» **TEXT EXCERPT**:
▼

Same sex marriage in Thailand

  • Thailand is set to become the 1st nation in Southeast Asia to legalize same-sex marriage.
  • 1st Asian country to legalise same-sex marriage - Taiwan (2019).
  • 1st South Asian country to legalise same-sex marriage - Nepal (2023).

Global Summit on Extreme Heat

  • It is the 1st Summit on Extreme Heat.
  • Aim – To find solutions to lessen impacts of extreme heat, save lives and mitigate costs as 2023 was the hottest on record.
  • Organized By – United States Agency for International Development (USAID) and International Federation of Red Cross and Red Crescent Societies (IFRC).
  • Initiatives to combat extreme heat
    1. IFRC and USAID Extreme Heat Global Action Hub
    2. Fire Grand Challenge Prize
    3. Famine Early Warning Systems Network (FEWS NET)
    4. Interactive Heat Exposure Projections Map
    5. Guidance on Extreme Heat for Federal Agencies Operating Overseas and United States Government Implementing Partners
    6. Toolkit for higher education, created by the University of Pennsylvania’s Perry World House

Abel Prize

A French mathematician, Michel Talagrand was awarded the Abel Prize.

  • The Abel Prize is an international award given annually to outstanding mathematicians.

▲

» **PROBLEM TO WORK ON**:
According to the text excerpt above, which country was the first in Asia to legalize same-sex marriage, and in what year?

» **MATERIAL PROVIDED**:
▼

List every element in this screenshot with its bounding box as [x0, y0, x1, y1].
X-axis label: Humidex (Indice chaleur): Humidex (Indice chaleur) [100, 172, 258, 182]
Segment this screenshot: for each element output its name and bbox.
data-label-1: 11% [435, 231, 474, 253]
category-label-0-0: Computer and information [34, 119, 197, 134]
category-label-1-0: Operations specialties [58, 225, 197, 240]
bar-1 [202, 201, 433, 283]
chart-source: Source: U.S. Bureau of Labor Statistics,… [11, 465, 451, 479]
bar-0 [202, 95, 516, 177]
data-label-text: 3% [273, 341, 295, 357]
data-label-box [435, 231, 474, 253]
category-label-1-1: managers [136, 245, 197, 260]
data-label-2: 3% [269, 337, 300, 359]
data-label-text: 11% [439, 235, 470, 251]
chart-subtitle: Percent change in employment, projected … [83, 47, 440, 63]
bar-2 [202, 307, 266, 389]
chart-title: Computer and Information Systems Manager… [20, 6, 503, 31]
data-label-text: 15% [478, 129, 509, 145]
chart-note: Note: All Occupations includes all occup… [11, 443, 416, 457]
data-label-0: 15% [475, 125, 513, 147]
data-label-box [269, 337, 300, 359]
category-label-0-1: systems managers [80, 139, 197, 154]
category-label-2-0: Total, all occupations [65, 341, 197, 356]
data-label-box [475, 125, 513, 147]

▲

» **RESULT OF THE TASK**:
Taiwan, in 2019.